Required task:
In the listing below, count each line containing "Волкова" and answer with the count only.

+++

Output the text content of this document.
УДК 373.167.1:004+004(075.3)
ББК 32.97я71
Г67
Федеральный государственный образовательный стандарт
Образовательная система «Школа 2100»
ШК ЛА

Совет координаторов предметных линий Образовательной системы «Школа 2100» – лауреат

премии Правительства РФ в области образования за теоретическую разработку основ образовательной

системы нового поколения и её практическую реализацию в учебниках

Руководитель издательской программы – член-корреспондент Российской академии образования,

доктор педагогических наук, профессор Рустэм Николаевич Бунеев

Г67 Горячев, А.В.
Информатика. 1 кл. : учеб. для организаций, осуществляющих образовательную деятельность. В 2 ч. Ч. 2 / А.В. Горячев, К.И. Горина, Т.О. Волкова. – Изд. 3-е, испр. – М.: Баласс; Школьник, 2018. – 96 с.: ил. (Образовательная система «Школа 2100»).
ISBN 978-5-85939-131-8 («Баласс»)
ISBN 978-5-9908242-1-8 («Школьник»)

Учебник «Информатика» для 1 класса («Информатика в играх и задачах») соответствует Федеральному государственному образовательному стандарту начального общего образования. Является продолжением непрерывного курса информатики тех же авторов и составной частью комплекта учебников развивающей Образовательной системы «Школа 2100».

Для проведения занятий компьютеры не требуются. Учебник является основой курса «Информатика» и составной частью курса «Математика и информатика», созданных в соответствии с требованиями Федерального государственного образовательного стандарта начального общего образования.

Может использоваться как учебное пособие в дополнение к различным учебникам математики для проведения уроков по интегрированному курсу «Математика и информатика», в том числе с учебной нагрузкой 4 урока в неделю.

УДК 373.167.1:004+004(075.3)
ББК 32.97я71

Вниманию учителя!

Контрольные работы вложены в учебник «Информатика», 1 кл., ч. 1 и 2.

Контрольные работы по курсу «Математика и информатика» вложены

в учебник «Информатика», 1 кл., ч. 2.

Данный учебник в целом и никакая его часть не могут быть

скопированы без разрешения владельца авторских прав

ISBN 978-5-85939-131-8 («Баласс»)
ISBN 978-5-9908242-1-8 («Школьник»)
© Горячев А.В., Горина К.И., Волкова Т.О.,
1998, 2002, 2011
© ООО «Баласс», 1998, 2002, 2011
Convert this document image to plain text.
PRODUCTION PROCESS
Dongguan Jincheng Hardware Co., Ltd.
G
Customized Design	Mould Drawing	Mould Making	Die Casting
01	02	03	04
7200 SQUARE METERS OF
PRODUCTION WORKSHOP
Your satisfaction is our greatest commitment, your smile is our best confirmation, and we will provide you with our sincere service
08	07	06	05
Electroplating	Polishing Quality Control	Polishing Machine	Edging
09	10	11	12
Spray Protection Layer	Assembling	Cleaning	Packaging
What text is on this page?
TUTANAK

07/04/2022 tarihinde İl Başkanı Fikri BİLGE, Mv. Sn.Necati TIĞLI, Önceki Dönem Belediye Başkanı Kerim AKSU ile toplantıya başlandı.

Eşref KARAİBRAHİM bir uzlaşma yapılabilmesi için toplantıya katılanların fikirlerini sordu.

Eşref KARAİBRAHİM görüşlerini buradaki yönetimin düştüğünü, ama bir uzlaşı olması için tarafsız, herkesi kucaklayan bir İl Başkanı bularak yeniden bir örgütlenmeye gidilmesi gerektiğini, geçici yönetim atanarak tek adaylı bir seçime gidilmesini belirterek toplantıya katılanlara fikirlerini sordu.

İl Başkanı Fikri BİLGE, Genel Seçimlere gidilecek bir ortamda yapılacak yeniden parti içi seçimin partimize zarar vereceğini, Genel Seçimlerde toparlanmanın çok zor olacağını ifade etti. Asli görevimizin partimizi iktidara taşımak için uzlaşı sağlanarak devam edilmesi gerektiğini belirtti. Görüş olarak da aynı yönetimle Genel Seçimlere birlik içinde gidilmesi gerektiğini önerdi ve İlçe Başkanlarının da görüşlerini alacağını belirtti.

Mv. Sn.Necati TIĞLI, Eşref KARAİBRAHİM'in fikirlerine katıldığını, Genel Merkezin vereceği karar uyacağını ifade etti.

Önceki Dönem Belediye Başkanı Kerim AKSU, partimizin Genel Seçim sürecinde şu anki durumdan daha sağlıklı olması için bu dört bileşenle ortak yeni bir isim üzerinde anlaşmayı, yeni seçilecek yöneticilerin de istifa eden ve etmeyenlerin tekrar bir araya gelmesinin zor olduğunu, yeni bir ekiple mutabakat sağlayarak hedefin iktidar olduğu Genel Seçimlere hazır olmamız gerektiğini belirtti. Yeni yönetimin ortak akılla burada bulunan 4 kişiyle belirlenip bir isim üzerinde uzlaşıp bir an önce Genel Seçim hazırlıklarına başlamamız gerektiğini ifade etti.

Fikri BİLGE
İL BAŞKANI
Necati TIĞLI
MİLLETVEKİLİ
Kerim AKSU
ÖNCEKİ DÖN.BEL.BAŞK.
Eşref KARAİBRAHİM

+++

Worked solution:
2